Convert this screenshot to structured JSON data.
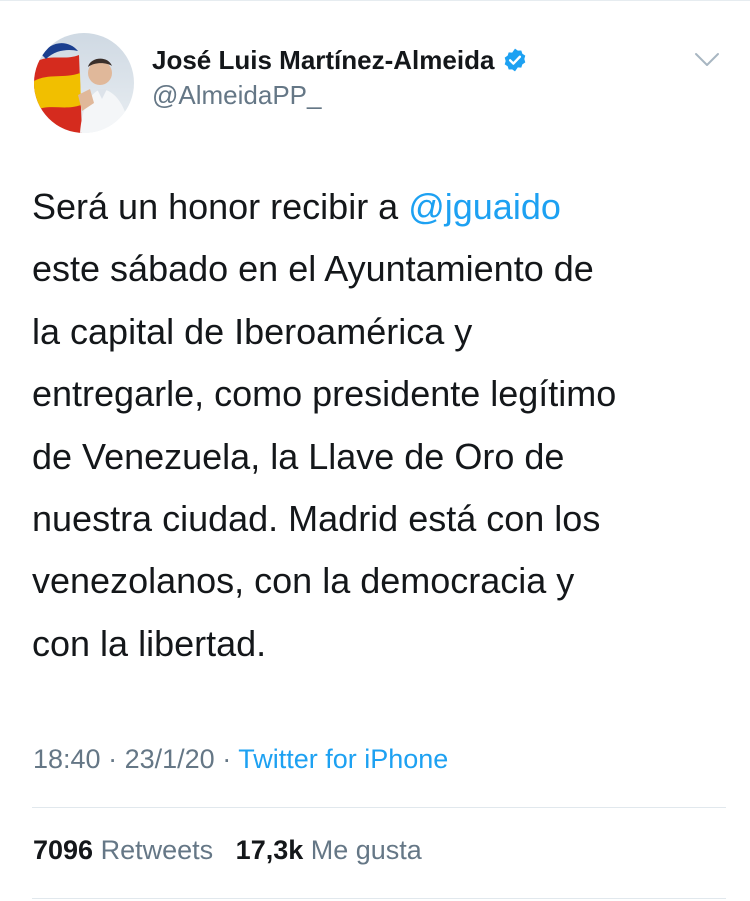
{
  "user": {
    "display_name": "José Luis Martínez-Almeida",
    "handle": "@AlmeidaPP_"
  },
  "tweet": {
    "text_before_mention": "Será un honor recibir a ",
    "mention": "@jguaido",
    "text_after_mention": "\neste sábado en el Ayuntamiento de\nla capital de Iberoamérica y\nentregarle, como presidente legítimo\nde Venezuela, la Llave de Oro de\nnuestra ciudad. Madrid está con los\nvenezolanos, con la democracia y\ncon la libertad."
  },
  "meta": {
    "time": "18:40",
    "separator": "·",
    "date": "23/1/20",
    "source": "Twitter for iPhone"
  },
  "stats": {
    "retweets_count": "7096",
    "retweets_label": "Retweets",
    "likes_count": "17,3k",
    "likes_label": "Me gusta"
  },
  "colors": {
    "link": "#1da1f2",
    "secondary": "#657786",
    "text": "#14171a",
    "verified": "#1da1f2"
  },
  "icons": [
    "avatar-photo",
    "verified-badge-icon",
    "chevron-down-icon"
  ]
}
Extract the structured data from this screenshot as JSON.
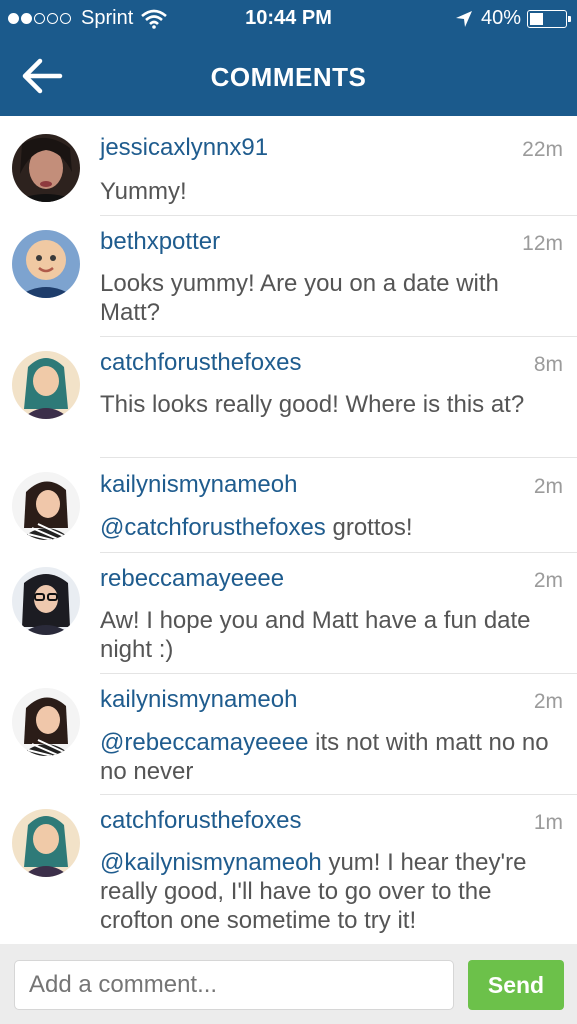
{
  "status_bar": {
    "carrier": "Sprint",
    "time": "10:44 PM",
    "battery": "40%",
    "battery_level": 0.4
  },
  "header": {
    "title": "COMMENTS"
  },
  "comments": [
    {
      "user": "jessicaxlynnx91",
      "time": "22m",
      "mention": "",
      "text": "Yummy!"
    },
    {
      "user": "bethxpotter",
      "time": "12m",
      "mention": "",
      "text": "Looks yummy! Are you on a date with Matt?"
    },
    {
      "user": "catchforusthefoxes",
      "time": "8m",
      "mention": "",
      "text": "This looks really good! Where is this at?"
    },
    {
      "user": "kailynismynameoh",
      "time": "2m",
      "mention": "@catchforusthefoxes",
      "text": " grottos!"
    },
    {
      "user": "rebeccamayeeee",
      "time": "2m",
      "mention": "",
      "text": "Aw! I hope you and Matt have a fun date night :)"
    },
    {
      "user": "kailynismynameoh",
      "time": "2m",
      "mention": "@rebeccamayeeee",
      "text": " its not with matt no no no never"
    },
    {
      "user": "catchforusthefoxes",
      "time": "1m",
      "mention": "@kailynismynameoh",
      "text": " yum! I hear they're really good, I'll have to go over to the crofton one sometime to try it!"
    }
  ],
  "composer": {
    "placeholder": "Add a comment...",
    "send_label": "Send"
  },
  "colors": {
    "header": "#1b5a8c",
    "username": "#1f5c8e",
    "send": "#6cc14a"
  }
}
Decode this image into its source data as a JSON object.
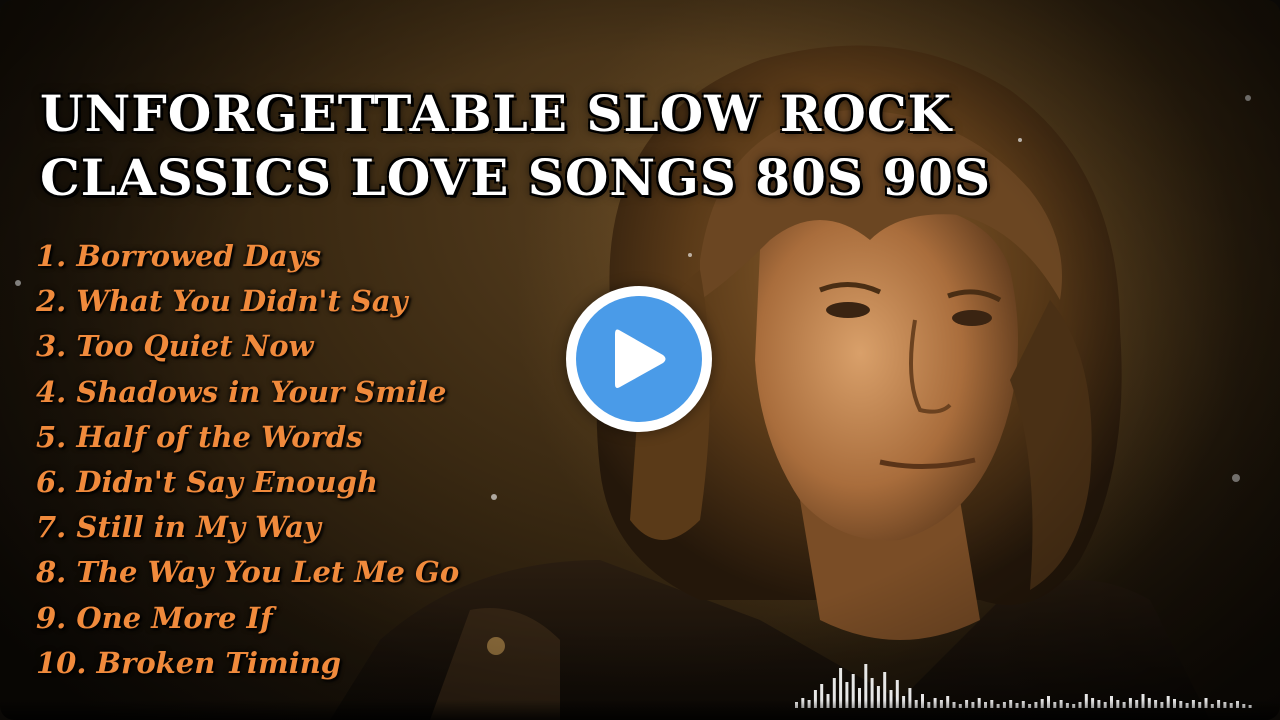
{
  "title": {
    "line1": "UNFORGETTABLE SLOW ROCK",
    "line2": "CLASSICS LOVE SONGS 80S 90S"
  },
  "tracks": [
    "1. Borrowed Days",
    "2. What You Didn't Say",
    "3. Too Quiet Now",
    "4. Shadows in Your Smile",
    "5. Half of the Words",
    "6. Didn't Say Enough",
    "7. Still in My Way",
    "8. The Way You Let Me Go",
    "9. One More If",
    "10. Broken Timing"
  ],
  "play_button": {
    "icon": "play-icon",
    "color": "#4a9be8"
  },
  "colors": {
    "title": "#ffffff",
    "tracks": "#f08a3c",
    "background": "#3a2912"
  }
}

● Set task: Take the records above and transcribe them exactly, dropping every picture.

● Task result:
Convert this screenshot to structured JSON data.
{
  "user": {
    "display_name": "José Luis Martínez-Almeida",
    "handle": "@AlmeidaPP_"
  },
  "tweet": {
    "text_before_mention": "Será un honor recibir a ",
    "mention": "@jguaido",
    "text_after_mention": "\neste sábado en el Ayuntamiento de\nla capital de Iberoamérica y\nentregarle, como presidente legítimo\nde Venezuela, la Llave de Oro de\nnuestra ciudad. Madrid está con los\nvenezolanos, con la democracia y\ncon la libertad."
  },
  "meta": {
    "time": "18:40",
    "separator": "·",
    "date": "23/1/20",
    "source": "Twitter for iPhone"
  },
  "stats": {
    "retweets_count": "7096",
    "retweets_label": "Retweets",
    "likes_count": "17,3k",
    "likes_label": "Me gusta"
  },
  "colors": {
    "link": "#1da1f2",
    "secondary": "#657786",
    "text": "#14171a",
    "verified": "#1da1f2"
  },
  "icons": [
    "avatar-photo",
    "verified-badge-icon",
    "chevron-down-icon"
  ]
}
Extract the structured data from this screenshot as JSON.
{
  "status_bar": {
    "carrier": "Sprint",
    "time": "10:44 PM",
    "battery": "40%",
    "battery_level": 0.4
  },
  "header": {
    "title": "COMMENTS"
  },
  "comments": [
    {
      "user": "jessicaxlynnx91",
      "time": "22m",
      "mention": "",
      "text": "Yummy!"
    },
    {
      "user": "bethxpotter",
      "time": "12m",
      "mention": "",
      "text": "Looks yummy! Are you on a date with Matt?"
    },
    {
      "user": "catchforusthefoxes",
      "time": "8m",
      "mention": "",
      "text": "This looks really good! Where is this at?"
    },
    {
      "user": "kailynismynameoh",
      "time": "2m",
      "mention": "@catchforusthefoxes",
      "text": " grottos!"
    },
    {
      "user": "rebeccamayeeee",
      "time": "2m",
      "mention": "",
      "text": "Aw! I hope you and Matt have a fun date night :)"
    },
    {
      "user": "kailynismynameoh",
      "time": "2m",
      "mention": "@rebeccamayeeee",
      "text": " its not with matt no no no never"
    },
    {
      "user": "catchforusthefoxes",
      "time": "1m",
      "mention": "@kailynismynameoh",
      "text": " yum! I hear they're really good, I'll have to go over to the crofton one sometime to try it!"
    }
  ],
  "composer": {
    "placeholder": "Add a comment...",
    "send_label": "Send"
  },
  "colors": {
    "header": "#1b5a8c",
    "username": "#1f5c8e",
    "send": "#6cc14a"
  }
}
Decode this image into its source data as a JSON object.
{
  "title": {
    "line1": "UNFORGETTABLE SLOW ROCK",
    "line2": "CLASSICS LOVE SONGS 80S 90S"
  },
  "tracks": [
    "1. Borrowed Days",
    "2. What You Didn't Say",
    "3. Too Quiet Now",
    "4. Shadows in Your Smile",
    "5. Half of the Words",
    "6. Didn't Say Enough",
    "7. Still in My Way",
    "8. The Way You Let Me Go",
    "9. One More If",
    "10. Broken Timing"
  ],
  "play_button": {
    "icon": "play-icon",
    "color": "#4a9be8"
  },
  "colors": {
    "title": "#ffffff",
    "tracks": "#f08a3c",
    "background": "#3a2912"
  }
}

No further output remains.